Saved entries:
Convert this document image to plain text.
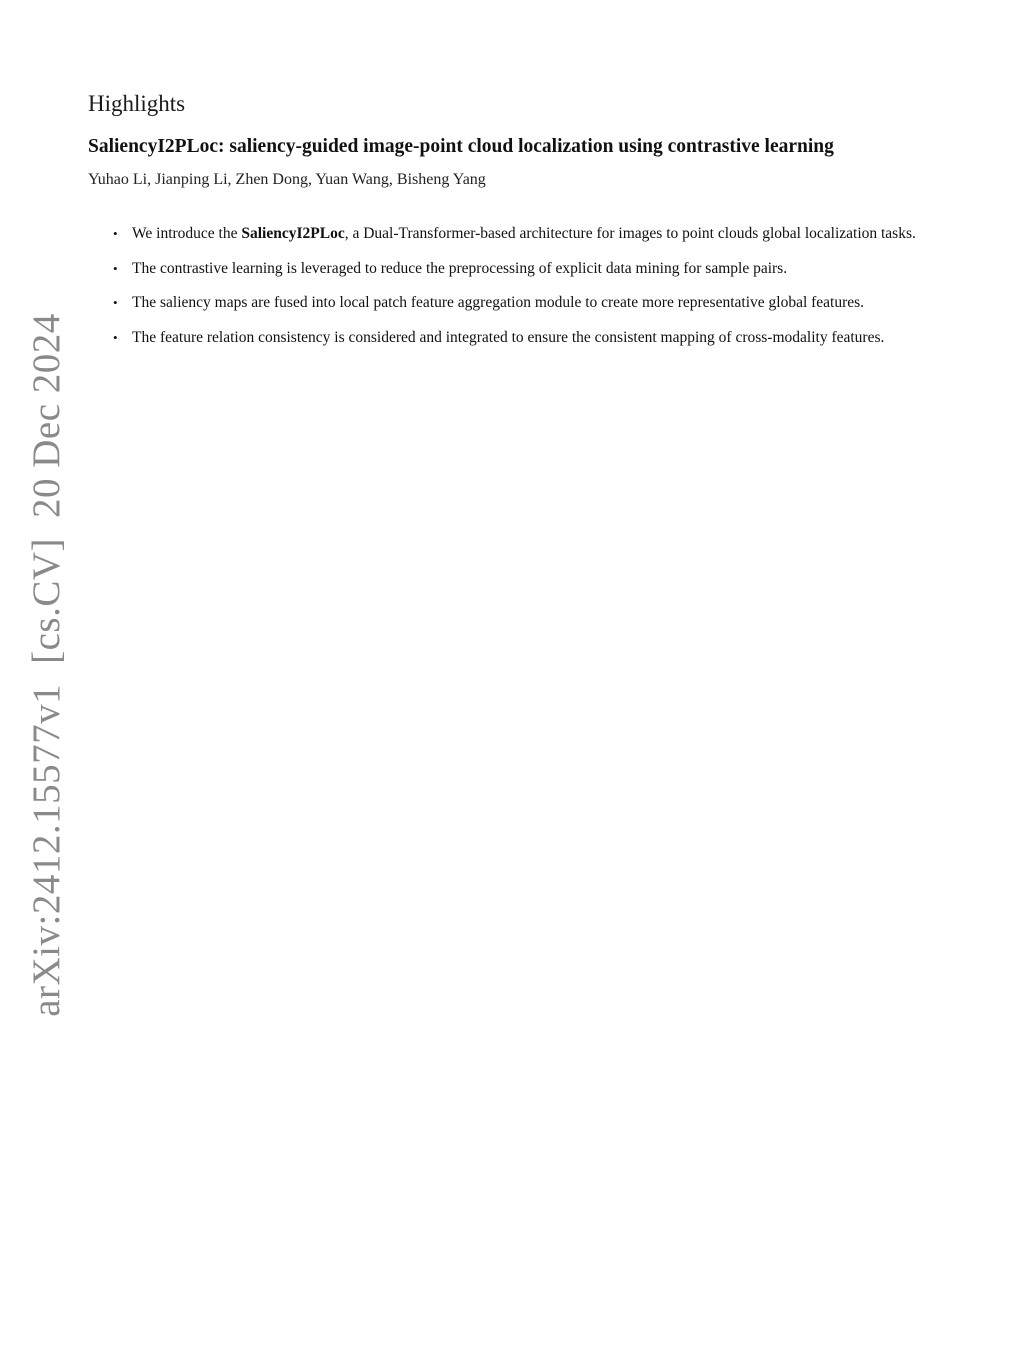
arXiv:2412.15577v1[cs.CV]20 Dec 2024
Highlights
SaliencyI2PLoc: saliency-guided image-point cloud localization using contrastive learning

Yuhao Li, Jianping Li, Zhen Dong, Yuan Wang, Bisheng Yang

• We introduce the SaliencyI2PLoc, a Dual-Transformer-based architecture for images to point clouds global localization tasks.
• The contrastive learning is leveraged to reduce the preprocessing of explicit data mining for sample pairs.
• The saliency maps are fused into local patch feature aggregation module to create more representative global features.
• The feature relation consistency is considered and integrated to ensure the consistent mapping of cross-modality features.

Goal of the exercise: Go through the listing above and return every line where the word "global" occurs.

Task solution:
• We introduce the SaliencyI2PLoc, a Dual-Transformer-based architecture for images to point clouds global localization tasks.
• The saliency maps are fused into local patch feature aggregation module to create more representative global features.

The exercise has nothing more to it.